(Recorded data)

══════

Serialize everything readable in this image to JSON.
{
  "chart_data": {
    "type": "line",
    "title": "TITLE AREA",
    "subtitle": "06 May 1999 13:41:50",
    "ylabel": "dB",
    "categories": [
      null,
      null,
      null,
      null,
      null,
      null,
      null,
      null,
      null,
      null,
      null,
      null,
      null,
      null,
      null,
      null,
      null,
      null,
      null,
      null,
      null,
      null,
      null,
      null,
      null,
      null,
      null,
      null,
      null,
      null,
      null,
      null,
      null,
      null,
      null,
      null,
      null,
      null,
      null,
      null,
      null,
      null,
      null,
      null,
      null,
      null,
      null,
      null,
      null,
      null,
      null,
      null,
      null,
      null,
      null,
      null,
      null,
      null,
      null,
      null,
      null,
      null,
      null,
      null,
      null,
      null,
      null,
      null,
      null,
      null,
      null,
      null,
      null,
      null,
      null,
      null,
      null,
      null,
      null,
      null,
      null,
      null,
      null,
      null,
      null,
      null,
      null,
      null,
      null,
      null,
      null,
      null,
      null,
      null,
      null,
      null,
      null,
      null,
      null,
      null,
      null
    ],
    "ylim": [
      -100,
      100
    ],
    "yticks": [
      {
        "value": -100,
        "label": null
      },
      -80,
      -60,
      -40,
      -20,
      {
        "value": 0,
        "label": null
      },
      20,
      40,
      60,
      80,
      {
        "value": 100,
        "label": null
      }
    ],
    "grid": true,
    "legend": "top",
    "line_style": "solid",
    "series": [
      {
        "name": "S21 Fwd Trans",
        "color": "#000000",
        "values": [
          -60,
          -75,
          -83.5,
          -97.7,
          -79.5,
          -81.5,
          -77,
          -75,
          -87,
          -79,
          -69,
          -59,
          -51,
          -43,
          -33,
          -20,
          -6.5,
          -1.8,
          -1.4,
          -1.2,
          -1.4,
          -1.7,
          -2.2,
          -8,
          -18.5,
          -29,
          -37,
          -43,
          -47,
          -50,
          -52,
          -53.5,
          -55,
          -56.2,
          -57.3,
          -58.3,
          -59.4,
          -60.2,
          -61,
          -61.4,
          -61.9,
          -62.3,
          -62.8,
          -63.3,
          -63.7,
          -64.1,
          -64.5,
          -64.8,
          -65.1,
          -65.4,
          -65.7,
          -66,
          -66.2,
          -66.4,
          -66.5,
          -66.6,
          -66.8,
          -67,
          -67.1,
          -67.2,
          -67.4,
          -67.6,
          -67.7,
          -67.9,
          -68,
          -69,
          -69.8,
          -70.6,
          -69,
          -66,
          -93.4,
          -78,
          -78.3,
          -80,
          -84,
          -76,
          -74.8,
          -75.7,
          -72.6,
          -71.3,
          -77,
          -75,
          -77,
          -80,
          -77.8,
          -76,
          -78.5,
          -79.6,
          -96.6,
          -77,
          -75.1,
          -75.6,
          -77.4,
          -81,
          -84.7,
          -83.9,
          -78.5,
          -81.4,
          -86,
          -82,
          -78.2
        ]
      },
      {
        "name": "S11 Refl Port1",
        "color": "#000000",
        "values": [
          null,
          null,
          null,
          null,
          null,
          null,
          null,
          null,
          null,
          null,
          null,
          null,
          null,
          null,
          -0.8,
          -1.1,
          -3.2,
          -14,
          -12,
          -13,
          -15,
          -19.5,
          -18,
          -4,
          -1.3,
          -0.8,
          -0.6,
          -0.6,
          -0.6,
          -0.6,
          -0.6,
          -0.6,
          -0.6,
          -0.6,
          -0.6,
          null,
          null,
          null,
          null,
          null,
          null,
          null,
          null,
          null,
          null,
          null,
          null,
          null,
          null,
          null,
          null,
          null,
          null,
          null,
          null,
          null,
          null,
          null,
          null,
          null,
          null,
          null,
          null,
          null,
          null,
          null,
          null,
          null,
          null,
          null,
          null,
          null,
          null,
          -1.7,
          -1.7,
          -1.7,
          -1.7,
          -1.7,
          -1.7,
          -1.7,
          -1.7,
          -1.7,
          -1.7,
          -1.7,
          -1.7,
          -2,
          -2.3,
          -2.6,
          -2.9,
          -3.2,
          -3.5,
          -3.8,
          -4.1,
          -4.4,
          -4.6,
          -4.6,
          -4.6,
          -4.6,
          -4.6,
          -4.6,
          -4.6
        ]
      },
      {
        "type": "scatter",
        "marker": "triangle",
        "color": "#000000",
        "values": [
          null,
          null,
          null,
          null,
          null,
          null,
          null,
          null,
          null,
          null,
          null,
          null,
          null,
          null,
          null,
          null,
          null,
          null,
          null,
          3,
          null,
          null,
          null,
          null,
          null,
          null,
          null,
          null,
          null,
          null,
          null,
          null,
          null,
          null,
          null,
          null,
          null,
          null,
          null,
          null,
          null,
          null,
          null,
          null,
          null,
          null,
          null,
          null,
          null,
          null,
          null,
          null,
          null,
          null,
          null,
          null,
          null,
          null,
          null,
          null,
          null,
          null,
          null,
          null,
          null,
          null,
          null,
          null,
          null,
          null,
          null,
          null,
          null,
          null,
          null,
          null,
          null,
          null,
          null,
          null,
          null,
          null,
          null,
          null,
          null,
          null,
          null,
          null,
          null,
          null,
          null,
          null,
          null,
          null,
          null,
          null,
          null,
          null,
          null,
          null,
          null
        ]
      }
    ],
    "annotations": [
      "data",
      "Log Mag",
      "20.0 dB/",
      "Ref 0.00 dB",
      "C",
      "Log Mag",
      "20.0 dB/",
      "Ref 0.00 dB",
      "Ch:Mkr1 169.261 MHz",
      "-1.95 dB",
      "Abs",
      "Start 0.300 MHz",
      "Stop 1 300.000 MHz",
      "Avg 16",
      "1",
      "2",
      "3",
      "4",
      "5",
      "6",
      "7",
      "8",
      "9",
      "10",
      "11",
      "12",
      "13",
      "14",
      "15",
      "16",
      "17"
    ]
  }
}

══════

* [REQUIREMENTS]
Would you copy out each line exactly as written?

* [FINISHED ANSWER]
Serialize everything readable in this image to JSON.
{
  "chart_data": {
    "type": "line",
    "title": "TITLE AREA",
    "subtitle": "06 May 1999 13:41:50",
    "ylabel": "dB",
    "categories": [
      null,
      null,
      null,
      null,
      null,
      null,
      null,
      null,
      null,
      null,
      null,
      null,
      null,
      null,
      null,
      null,
      null,
      null,
      null,
      null,
      null,
      null,
      null,
      null,
      null,
      null,
      null,
      null,
      null,
      null,
      null,
      null,
      null,
      null,
      null,
      null,
      null,
      null,
      null,
      null,
      null,
      null,
      null,
      null,
      null,
      null,
      null,
      null,
      null,
      null,
      null,
      null,
      null,
      null,
      null,
      null,
      null,
      null,
      null,
      null,
      null,
      null,
      null,
      null,
      null,
      null,
      null,
      null,
      null,
      null,
      null,
      null,
      null,
      null,
      null,
      null,
      null,
      null,
      null,
      null,
      null,
      null,
      null,
      null,
      null,
      null,
      null,
      null,
      null,
      null,
      null,
      null,
      null,
      null,
      null,
      null,
      null,
      null,
      null,
      null,
      null
    ],
    "ylim": [
      -100,
      100
    ],
    "yticks": [
      {
        "value": -100,
        "label": null
      },
      -80,
      -60,
      -40,
      -20,
      {
        "value": 0,
        "label": null
      },
      20,
      40,
      60,
      80,
      {
        "value": 100,
        "label": null
      }
    ],
    "grid": true,
    "legend": "top",
    "line_style": "solid",
    "series": [
      {
        "name": "S21 Fwd Trans",
        "color": "#000000",
        "values": [
          -60,
          -75,
          -83.5,
          -97.7,
          -79.5,
          -81.5,
          -77,
          -75,
          -87,
          -79,
          -69,
          -59,
          -51,
          -43,
          -33,
          -20,
          -6.5,
          -1.8,
          -1.4,
          -1.2,
          -1.4,
          -1.7,
          -2.2,
          -8,
          -18.5,
          -29,
          -37,
          -43,
          -47,
          -50,
          -52,
          -53.5,
          -55,
          -56.2,
          -57.3,
          -58.3,
          -59.4,
          -60.2,
          -61,
          -61.4,
          -61.9,
          -62.3,
          -62.8,
          -63.3,
          -63.7,
          -64.1,
          -64.5,
          -64.8,
          -65.1,
          -65.4,
          -65.7,
          -66,
          -66.2,
          -66.4,
          -66.5,
          -66.6,
          -66.8,
          -67,
          -67.1,
          -67.2,
          -67.4,
          -67.6,
          -67.7,
          -67.9,
          -68,
          -69,
          -69.8,
          -70.6,
          -69,
          -66,
          -93.4,
          -78,
          -78.3,
          -80,
          -84,
          -76,
          -74.8,
          -75.7,
          -72.6,
          -71.3,
          -77,
          -75,
          -77,
          -80,
          -77.8,
          -76,
          -78.5,
          -79.6,
          -96.6,
          -77,
          -75.1,
          -75.6,
          -77.4,
          -81,
          -84.7,
          -83.9,
          -78.5,
          -81.4,
          -86,
          -82,
          -78.2
        ]
      },
      {
        "name": "S11 Refl Port1",
        "color": "#000000",
        "values": [
          null,
          null,
          null,
          null,
          null,
          null,
          null,
          null,
          null,
          null,
          null,
          null,
          null,
          null,
          -0.8,
          -1.1,
          -3.2,
          -14,
          -12,
          -13,
          -15,
          -19.5,
          -18,
          -4,
          -1.3,
          -0.8,
          -0.6,
          -0.6,
          -0.6,
          -0.6,
          -0.6,
          -0.6,
          -0.6,
          -0.6,
          -0.6,
          null,
          null,
          null,
          null,
          null,
          null,
          null,
          null,
          null,
          null,
          null,
          null,
          null,
          null,
          null,
          null,
          null,
          null,
          null,
          null,
          null,
          null,
          null,
          null,
          null,
          null,
          null,
          null,
          null,
          null,
          null,
          null,
          null,
          null,
          null,
          null,
          null,
          null,
          -1.7,
          -1.7,
          -1.7,
          -1.7,
          -1.7,
          -1.7,
          -1.7,
          -1.7,
          -1.7,
          -1.7,
          -1.7,
          -1.7,
          -2,
          -2.3,
          -2.6,
          -2.9,
          -3.2,
          -3.5,
          -3.8,
          -4.1,
          -4.4,
          -4.6,
          -4.6,
          -4.6,
          -4.6,
          -4.6,
          -4.6,
          -4.6
        ]
      },
      {
        "type": "scatter",
        "marker": "triangle",
        "color": "#000000",
        "values": [
          null,
          null,
          null,
          null,
          null,
          null,
          null,
          null,
          null,
          null,
          null,
          null,
          null,
          null,
          null,
          null,
          null,
          null,
          null,
          3,
          null,
          null,
          null,
          null,
          null,
          null,
          null,
          null,
          null,
          null,
          null,
          null,
          null,
          null,
          null,
          null,
          null,
          null,
          null,
          null,
          null,
          null,
          null,
          null,
          null,
          null,
          null,
          null,
          null,
          null,
          null,
          null,
          null,
          null,
          null,
          null,
          null,
          null,
          null,
          null,
          null,
          null,
          null,
          null,
          null,
          null,
          null,
          null,
          null,
          null,
          null,
          null,
          null,
          null,
          null,
          null,
          null,
          null,
          null,
          null,
          null,
          null,
          null,
          null,
          null,
          null,
          null,
          null,
          null,
          null,
          null,
          null,
          null,
          null,
          null,
          null,
          null,
          null,
          null,
          null,
          null
        ]
      }
    ],
    "annotations": [
      "data",
      "Log Mag",
      "20.0 dB/",
      "Ref 0.00 dB",
      "C",
      "Log Mag",
      "20.0 dB/",
      "Ref 0.00 dB",
      "Ch:Mkr1 169.261 MHz",
      "-1.95 dB",
      "Abs",
      "Start 0.300 MHz",
      "Stop 1 300.000 MHz",
      "Avg 16",
      "1",
      "2",
      "3",
      "4",
      "5",
      "6",
      "7",
      "8",
      "9",
      "10",
      "11",
      "12",
      "13",
      "14",
      "15",
      "16",
      "17"
    ]
  }
}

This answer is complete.